#### Directive:
Copy every line of the records below that holds the word "отопления".

#### Records supplied:
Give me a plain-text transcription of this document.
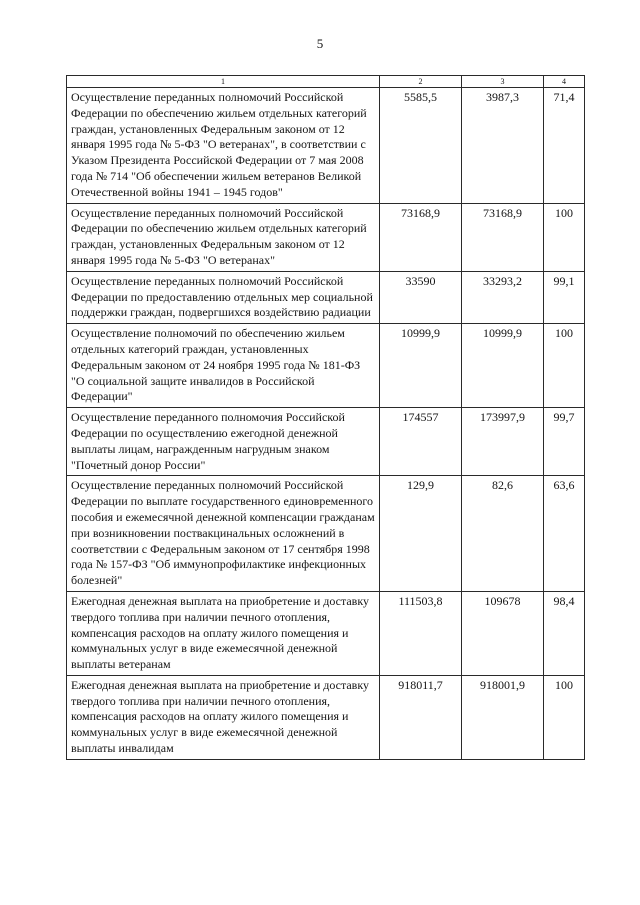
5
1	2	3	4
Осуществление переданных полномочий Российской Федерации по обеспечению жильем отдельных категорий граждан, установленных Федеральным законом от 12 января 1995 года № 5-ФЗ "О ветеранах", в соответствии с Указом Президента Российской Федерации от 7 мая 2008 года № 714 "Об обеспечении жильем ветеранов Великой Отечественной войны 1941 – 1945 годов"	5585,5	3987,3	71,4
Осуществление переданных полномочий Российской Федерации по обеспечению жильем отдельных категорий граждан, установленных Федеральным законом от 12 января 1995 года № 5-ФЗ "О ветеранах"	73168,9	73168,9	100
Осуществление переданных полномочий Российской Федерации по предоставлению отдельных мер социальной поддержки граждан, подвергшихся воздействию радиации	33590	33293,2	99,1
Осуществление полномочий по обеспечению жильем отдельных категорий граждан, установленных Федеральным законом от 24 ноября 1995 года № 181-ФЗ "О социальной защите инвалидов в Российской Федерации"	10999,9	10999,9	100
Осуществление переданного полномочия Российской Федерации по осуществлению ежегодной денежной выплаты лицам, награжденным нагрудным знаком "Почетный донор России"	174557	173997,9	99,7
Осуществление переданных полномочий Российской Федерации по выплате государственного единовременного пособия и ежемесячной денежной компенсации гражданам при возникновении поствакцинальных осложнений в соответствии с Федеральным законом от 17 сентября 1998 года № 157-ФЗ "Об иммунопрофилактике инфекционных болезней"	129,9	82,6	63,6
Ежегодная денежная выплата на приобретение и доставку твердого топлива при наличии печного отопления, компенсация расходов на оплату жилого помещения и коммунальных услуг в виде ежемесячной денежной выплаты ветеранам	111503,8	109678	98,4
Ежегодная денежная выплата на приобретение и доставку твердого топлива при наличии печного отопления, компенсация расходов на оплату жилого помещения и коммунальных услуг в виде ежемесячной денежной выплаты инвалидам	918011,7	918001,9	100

#### Worked answer:
Ежегодная денежная выплата на приобретение и доставку твердого топлива при наличии печного отопления, компенсация расходов на оплату жилого помещения и коммунальных услуг в виде ежемесячной денежной выплаты ветеранам	111503,8	109678	98,4
Ежегодная денежная выплата на приобретение и доставку твердого топлива при наличии печного отопления, компенсация расходов на оплату жилого помещения и коммунальных услуг в виде ежемесячной денежной выплаты инвалидам	918011,7	918001,9	100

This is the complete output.